Exercise details = Where does the string "content" appear? Copy every line of the entries below that holds it.

Dataset extract =

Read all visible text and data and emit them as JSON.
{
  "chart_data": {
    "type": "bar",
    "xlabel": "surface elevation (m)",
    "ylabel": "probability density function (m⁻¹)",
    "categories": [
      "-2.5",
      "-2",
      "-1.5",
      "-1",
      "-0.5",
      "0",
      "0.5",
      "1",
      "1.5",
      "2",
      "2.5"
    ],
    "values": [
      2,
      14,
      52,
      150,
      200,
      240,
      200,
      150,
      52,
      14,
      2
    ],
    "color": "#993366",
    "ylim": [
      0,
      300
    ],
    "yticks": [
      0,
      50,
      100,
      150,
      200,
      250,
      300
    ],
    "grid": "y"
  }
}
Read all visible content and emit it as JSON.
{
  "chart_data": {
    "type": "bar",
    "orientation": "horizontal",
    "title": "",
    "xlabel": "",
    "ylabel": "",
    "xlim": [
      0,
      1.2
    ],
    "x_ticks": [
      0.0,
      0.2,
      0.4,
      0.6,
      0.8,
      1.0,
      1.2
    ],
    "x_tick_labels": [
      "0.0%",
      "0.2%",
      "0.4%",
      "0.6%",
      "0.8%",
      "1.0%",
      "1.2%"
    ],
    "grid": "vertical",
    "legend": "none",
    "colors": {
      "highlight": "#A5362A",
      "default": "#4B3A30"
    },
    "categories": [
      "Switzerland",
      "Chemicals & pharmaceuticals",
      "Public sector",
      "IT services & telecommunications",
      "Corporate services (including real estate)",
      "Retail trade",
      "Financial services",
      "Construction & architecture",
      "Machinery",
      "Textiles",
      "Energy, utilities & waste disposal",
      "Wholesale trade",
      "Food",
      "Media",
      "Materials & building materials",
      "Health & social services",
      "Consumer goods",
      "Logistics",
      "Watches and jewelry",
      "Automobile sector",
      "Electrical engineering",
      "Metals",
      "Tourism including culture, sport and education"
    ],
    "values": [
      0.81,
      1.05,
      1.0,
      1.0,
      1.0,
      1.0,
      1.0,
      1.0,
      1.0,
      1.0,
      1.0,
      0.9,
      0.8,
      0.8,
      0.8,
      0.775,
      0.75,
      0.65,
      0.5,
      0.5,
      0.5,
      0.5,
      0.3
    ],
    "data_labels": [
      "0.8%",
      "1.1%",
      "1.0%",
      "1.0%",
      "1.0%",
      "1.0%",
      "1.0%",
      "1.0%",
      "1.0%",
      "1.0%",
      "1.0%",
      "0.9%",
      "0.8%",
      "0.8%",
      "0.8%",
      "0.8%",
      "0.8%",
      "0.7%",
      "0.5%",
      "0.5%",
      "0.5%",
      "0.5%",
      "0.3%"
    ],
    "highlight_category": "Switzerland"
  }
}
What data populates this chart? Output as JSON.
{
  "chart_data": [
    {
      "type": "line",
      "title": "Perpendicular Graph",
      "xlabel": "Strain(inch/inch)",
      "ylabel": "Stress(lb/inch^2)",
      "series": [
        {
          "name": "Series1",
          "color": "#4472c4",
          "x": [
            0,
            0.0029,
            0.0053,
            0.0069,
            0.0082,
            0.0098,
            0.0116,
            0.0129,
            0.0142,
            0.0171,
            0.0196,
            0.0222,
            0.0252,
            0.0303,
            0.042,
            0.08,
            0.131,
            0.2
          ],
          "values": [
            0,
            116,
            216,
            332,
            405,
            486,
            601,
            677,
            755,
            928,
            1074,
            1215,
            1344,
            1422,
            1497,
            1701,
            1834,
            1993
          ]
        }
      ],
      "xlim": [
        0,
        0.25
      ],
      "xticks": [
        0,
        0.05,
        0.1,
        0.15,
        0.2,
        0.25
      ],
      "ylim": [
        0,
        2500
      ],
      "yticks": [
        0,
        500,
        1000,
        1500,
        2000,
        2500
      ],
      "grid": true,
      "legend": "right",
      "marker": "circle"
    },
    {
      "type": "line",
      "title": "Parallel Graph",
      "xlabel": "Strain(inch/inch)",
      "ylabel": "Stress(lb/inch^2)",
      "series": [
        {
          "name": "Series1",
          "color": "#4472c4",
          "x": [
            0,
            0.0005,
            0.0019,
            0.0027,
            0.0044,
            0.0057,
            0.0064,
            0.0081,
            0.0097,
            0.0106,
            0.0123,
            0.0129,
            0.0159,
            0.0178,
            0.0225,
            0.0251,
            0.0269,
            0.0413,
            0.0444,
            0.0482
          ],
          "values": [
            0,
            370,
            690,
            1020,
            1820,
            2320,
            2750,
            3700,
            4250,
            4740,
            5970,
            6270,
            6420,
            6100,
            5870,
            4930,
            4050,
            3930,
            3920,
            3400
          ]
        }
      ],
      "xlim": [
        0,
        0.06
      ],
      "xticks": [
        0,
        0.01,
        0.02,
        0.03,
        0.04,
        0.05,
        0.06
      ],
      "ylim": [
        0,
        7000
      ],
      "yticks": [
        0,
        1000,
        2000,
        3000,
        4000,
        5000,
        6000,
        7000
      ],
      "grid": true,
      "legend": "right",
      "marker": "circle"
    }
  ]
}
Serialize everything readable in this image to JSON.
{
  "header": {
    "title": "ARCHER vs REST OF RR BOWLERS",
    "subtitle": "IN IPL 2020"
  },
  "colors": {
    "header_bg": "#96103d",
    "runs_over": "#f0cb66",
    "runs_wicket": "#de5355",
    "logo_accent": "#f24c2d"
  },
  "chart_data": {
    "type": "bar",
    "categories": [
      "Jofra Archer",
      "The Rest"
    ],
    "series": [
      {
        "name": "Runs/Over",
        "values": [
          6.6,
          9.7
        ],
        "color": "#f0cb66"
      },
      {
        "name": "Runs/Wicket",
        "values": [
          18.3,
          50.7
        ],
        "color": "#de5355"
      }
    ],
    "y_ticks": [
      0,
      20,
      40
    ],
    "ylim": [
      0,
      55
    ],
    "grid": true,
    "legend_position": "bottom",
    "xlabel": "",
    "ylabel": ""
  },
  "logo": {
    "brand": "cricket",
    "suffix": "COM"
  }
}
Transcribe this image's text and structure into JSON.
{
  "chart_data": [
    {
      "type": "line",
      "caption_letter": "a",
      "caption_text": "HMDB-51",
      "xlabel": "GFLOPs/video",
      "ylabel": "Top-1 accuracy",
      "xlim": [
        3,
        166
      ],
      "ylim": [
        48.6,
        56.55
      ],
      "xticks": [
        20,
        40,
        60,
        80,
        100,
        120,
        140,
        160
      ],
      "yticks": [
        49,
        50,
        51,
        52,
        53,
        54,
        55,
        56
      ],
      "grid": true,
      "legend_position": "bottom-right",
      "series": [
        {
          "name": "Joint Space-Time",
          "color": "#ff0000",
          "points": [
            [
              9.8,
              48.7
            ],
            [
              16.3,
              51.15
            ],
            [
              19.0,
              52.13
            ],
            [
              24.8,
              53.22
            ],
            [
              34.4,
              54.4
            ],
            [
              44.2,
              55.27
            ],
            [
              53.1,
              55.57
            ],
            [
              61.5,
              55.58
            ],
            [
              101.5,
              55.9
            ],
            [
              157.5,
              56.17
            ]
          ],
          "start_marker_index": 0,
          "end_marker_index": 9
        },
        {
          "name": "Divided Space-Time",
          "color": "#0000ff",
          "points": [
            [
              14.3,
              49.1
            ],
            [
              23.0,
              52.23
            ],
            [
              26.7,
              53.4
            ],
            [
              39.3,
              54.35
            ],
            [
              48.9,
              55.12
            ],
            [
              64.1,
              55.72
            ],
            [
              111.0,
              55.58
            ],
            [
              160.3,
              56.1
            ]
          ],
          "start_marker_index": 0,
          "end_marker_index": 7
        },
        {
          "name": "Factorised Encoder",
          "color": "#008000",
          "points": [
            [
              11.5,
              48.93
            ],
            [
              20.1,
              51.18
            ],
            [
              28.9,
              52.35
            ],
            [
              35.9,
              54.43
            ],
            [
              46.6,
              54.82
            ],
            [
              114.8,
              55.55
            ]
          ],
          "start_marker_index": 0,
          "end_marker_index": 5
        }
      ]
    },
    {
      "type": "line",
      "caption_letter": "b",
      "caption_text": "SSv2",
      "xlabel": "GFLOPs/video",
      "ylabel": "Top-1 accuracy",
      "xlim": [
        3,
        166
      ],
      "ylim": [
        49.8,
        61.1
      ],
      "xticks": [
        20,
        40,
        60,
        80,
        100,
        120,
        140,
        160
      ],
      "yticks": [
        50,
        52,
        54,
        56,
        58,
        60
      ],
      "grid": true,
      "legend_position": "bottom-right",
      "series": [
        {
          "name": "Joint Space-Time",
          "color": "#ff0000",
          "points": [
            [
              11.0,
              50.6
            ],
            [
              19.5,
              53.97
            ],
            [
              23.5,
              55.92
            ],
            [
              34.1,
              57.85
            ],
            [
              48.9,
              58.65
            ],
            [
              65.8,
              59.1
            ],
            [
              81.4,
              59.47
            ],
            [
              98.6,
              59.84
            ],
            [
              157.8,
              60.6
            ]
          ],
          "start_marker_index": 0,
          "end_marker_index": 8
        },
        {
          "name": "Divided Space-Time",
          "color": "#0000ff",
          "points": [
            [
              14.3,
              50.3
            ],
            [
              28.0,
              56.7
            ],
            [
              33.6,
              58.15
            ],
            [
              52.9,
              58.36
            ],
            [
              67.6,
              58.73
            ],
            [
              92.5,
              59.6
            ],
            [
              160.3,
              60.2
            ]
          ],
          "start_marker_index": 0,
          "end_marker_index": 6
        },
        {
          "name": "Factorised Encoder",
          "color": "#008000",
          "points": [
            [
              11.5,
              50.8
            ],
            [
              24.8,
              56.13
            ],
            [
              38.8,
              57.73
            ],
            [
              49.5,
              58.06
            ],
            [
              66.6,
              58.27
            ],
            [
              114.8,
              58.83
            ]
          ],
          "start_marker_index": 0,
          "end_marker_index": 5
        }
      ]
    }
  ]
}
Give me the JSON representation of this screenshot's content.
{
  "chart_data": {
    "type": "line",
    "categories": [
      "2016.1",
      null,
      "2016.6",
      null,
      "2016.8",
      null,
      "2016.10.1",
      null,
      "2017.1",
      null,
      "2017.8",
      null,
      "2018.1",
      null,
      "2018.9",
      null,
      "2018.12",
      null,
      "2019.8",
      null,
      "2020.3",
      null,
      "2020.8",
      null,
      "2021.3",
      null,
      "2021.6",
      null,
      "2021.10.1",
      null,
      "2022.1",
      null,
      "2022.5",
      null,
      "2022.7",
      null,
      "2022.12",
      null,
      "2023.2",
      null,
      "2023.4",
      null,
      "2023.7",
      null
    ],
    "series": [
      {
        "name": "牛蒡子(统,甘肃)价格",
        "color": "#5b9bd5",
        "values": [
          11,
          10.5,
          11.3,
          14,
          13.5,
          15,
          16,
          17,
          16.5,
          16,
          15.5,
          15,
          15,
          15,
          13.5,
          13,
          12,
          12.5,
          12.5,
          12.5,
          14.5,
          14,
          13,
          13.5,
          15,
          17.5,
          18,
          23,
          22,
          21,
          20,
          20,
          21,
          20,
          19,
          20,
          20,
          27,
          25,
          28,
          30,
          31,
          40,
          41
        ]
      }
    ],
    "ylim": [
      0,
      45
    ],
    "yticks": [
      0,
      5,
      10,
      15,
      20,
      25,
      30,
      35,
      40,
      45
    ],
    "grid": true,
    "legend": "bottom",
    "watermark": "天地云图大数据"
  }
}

Output =
Read all visible content and emit it as JSON.
Give me the JSON representation of this screenshot's content.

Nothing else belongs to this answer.